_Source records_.
>>>
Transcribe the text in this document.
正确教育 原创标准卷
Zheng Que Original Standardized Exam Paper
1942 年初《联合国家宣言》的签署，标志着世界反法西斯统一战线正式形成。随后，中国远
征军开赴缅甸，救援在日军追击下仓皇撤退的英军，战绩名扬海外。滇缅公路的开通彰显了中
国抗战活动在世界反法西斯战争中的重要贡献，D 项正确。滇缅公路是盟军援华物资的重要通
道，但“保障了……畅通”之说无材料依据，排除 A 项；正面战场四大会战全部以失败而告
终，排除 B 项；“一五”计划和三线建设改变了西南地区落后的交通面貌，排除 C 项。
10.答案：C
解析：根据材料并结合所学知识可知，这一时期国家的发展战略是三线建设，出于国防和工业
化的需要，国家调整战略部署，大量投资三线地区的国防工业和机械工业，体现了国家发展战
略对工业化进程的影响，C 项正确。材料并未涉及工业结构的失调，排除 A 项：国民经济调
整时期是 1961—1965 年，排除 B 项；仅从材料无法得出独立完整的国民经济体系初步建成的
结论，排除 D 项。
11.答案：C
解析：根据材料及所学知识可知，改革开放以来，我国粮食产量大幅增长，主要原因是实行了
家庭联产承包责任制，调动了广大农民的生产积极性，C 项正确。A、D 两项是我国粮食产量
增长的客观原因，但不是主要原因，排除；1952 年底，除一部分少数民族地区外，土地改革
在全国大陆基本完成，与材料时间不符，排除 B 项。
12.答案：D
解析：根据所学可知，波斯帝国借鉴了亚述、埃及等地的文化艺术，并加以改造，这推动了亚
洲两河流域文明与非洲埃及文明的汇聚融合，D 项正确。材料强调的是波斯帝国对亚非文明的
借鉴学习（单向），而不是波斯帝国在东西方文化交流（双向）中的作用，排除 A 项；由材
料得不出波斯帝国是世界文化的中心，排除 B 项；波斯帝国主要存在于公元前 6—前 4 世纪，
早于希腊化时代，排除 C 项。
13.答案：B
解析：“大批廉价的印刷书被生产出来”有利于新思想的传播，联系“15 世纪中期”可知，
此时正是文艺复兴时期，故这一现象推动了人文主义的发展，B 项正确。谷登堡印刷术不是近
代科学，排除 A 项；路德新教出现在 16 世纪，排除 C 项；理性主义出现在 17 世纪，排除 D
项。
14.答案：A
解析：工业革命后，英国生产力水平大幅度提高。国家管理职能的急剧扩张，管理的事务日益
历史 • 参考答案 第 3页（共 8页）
<<<
_Task goal_.
Every record should be repeated exactly; please leave none out.

_Final answer_.
Transcribe the text in this document.
正确教育 原创标准卷
Zheng Que Original Standardized Exam Paper
1942 年初《联合国家宣言》的签署，标志着世界反法西斯统一战线正式形成。随后，中国远
征军开赴缅甸，救援在日军追击下仓皇撤退的英军，战绩名扬海外。滇缅公路的开通彰显了中
国抗战活动在世界反法西斯战争中的重要贡献，D 项正确。滇缅公路是盟军援华物资的重要通
道，但“保障了……畅通”之说无材料依据，排除 A 项；正面战场四大会战全部以失败而告
终，排除 B 项；“一五”计划和三线建设改变了西南地区落后的交通面貌，排除 C 项。
10.答案：C
解析：根据材料并结合所学知识可知，这一时期国家的发展战略是三线建设，出于国防和工业
化的需要，国家调整战略部署，大量投资三线地区的国防工业和机械工业，体现了国家发展战
略对工业化进程的影响，C 项正确。材料并未涉及工业结构的失调，排除 A 项：国民经济调
整时期是 1961—1965 年，排除 B 项；仅从材料无法得出独立完整的国民经济体系初步建成的
结论，排除 D 项。
11.答案：C
解析：根据材料及所学知识可知，改革开放以来，我国粮食产量大幅增长，主要原因是实行了
家庭联产承包责任制，调动了广大农民的生产积极性，C 项正确。A、D 两项是我国粮食产量
增长的客观原因，但不是主要原因，排除；1952 年底，除一部分少数民族地区外，土地改革
在全国大陆基本完成，与材料时间不符，排除 B 项。
12.答案：D
解析：根据所学可知，波斯帝国借鉴了亚述、埃及等地的文化艺术，并加以改造，这推动了亚
洲两河流域文明与非洲埃及文明的汇聚融合，D 项正确。材料强调的是波斯帝国对亚非文明的
借鉴学习（单向），而不是波斯帝国在东西方文化交流（双向）中的作用，排除 A 项；由材
料得不出波斯帝国是世界文化的中心，排除 B 项；波斯帝国主要存在于公元前 6—前 4 世纪，
早于希腊化时代，排除 C 项。
13.答案：B
解析：“大批廉价的印刷书被生产出来”有利于新思想的传播，联系“15 世纪中期”可知，
此时正是文艺复兴时期，故这一现象推动了人文主义的发展，B 项正确。谷登堡印刷术不是近
代科学，排除 A 项；路德新教出现在 16 世纪，排除 C 项；理性主义出现在 17 世纪，排除 D
项。
14.答案：A
解析：工业革命后，英国生产力水平大幅度提高。国家管理职能的急剧扩张，管理的事务日益
历史 • 参考答案 第 3页（共 8页）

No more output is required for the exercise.